===== Recorded data

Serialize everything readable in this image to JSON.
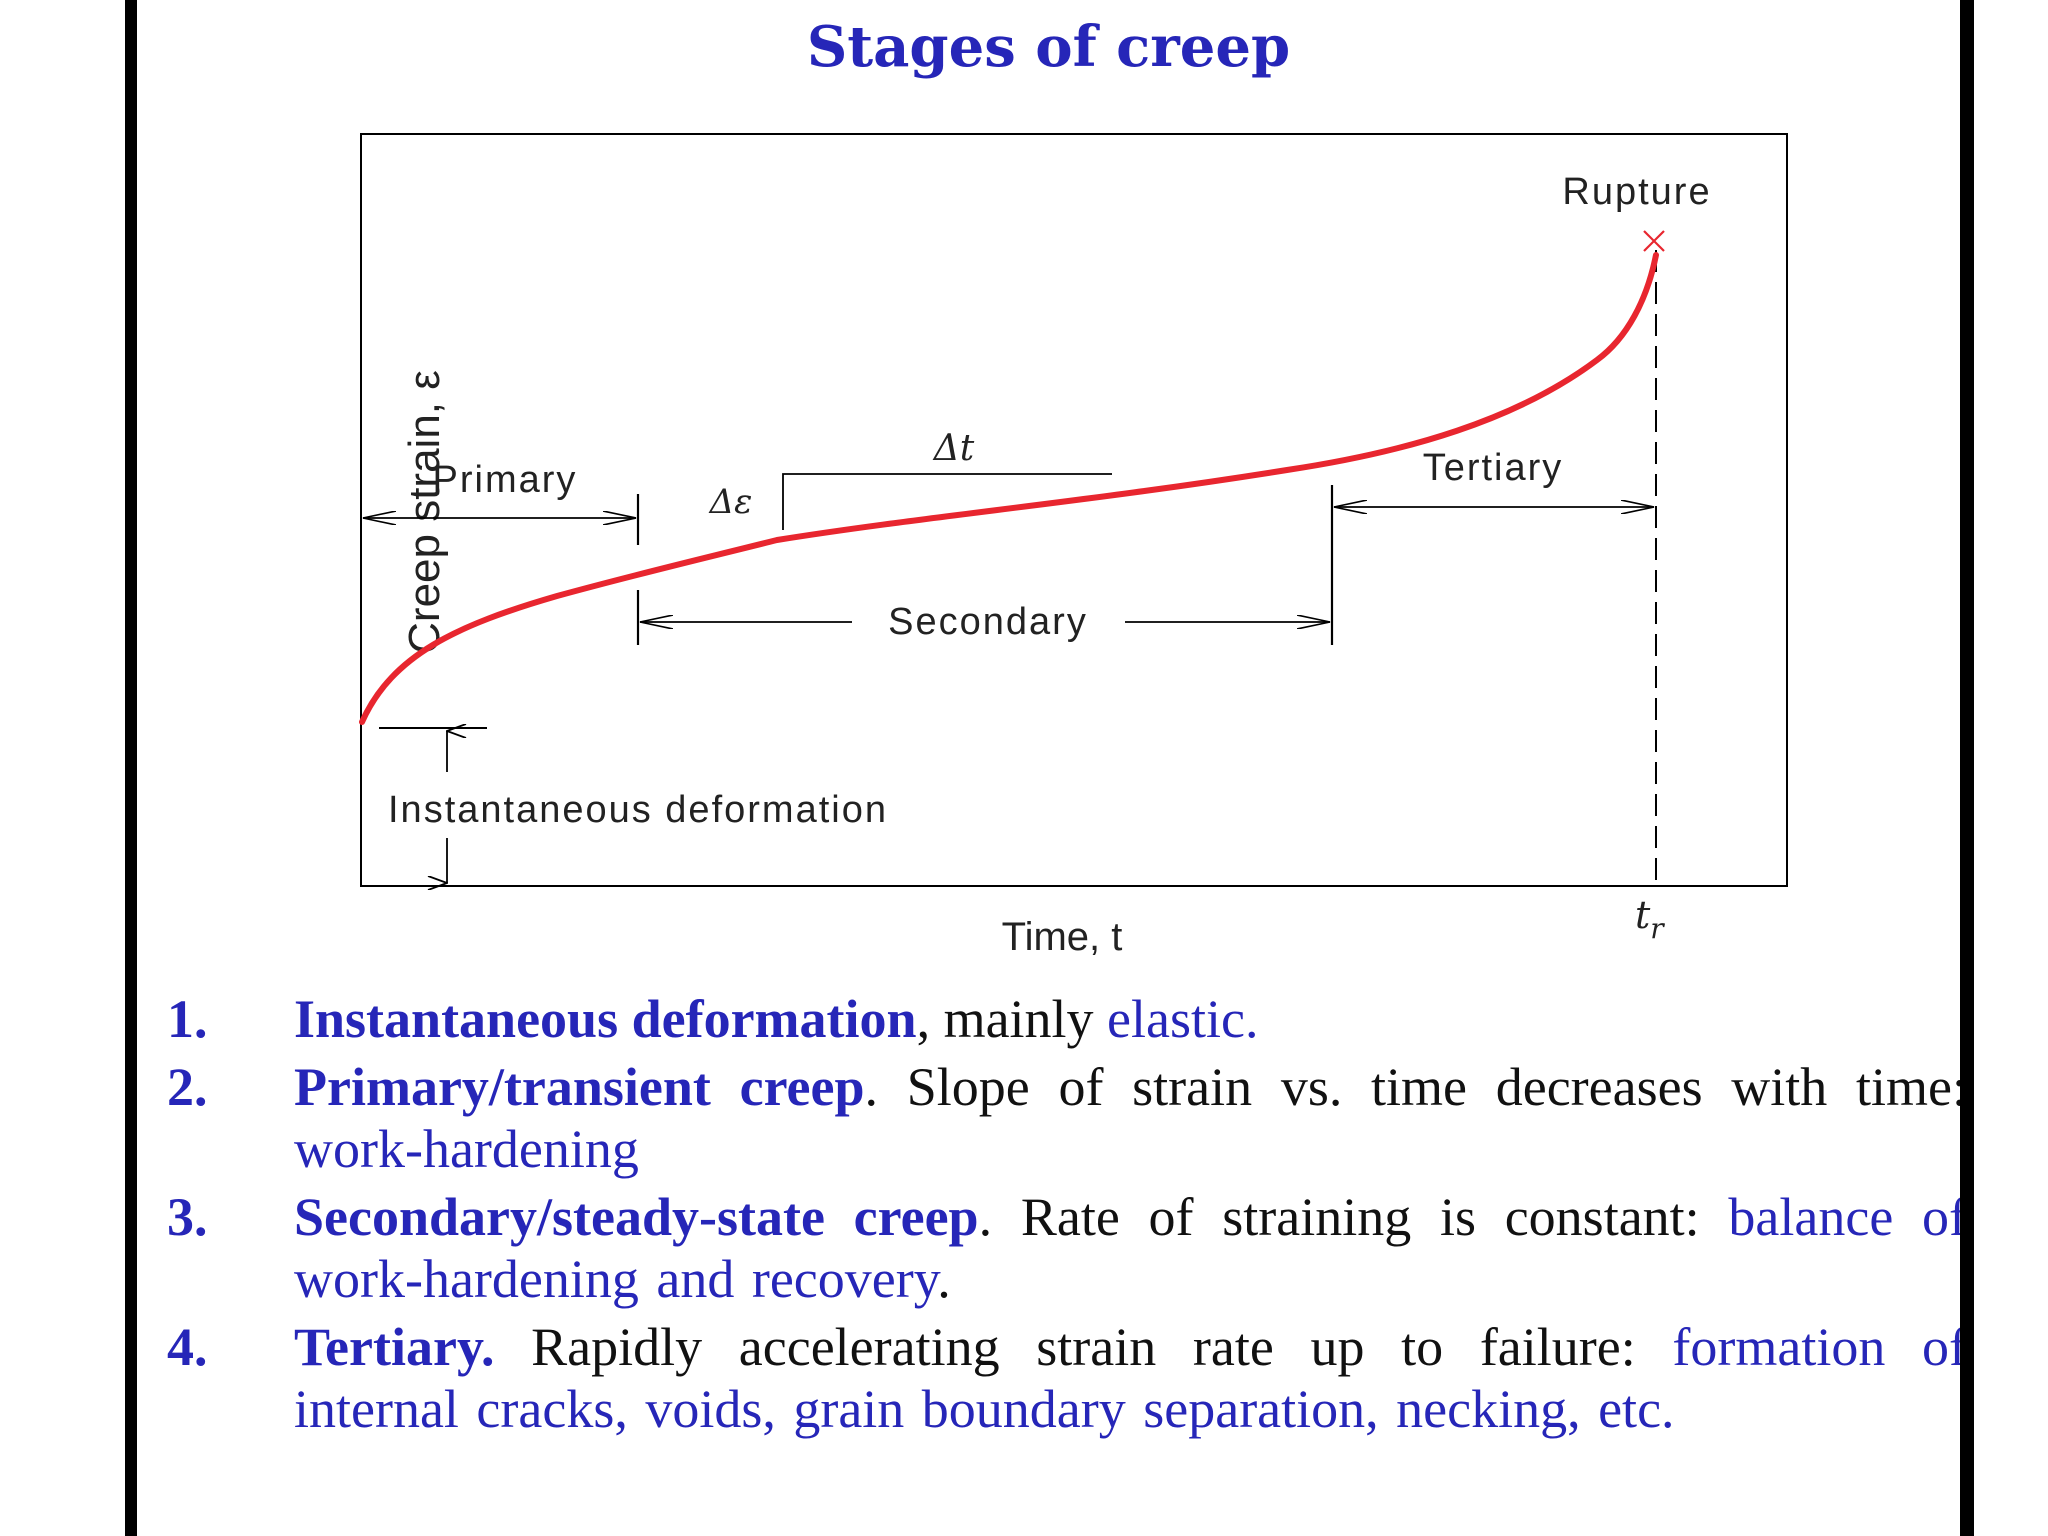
{
  "title": "Stages of creep",
  "diagram": {
    "ylabel": "Creep strain, ε",
    "xlabel": "Time, t",
    "rupture_label": "Rupture",
    "primary_label": "Primary",
    "secondary_label": "Secondary",
    "tertiary_label": "Tertiary",
    "delta_t_label": "Δt",
    "delta_e_label": "Δε",
    "instantaneous_label": "Instantaneous deformation",
    "tr_label": "t",
    "tr_sub": "r",
    "curve_color": "#e8262f",
    "rupture_marker": "x-mark"
  },
  "items": [
    {
      "num": "1.",
      "highlight": "Instantaneous deformation",
      "text": ", mainly ",
      "blue": "elastic."
    },
    {
      "num": "2.",
      "highlight": "Primary/transient creep",
      "text": ". Slope of strain vs. time decreases with time: ",
      "blue": "work-hardening"
    },
    {
      "num": "3.",
      "highlight": "Secondary/steady-state creep",
      "text": ". Rate of straining is constant: ",
      "blue": "balance of work-hardening and recovery",
      "tail": "."
    },
    {
      "num": "4.",
      "highlight": "Tertiary.",
      "text": " Rapidly accelerating strain rate up to failure: ",
      "blue": "formation of internal cracks, voids, grain boundary separation, necking, etc."
    }
  ]
}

==========

(Aim of the exercise): Except for the pictures, reproduce every line exactly.

(In response):
Serialize everything readable in this image to JSON.
{
  "title": "Stages of creep",
  "diagram": {
    "ylabel": "Creep strain, ε",
    "xlabel": "Time, t",
    "rupture_label": "Rupture",
    "primary_label": "Primary",
    "secondary_label": "Secondary",
    "tertiary_label": "Tertiary",
    "delta_t_label": "Δt",
    "delta_e_label": "Δε",
    "instantaneous_label": "Instantaneous deformation",
    "tr_label": "t",
    "tr_sub": "r",
    "curve_color": "#e8262f",
    "rupture_marker": "x-mark"
  },
  "items": [
    {
      "num": "1.",
      "highlight": "Instantaneous deformation",
      "text": ", mainly ",
      "blue": "elastic."
    },
    {
      "num": "2.",
      "highlight": "Primary/transient creep",
      "text": ". Slope of strain vs. time decreases with time: ",
      "blue": "work-hardening"
    },
    {
      "num": "3.",
      "highlight": "Secondary/steady-state creep",
      "text": ". Rate of straining is constant: ",
      "blue": "balance of work-hardening and recovery",
      "tail": "."
    },
    {
      "num": "4.",
      "highlight": "Tertiary.",
      "text": " Rapidly accelerating strain rate up to failure: ",
      "blue": "formation of internal cracks, voids, grain boundary separation, necking, etc."
    }
  ]
}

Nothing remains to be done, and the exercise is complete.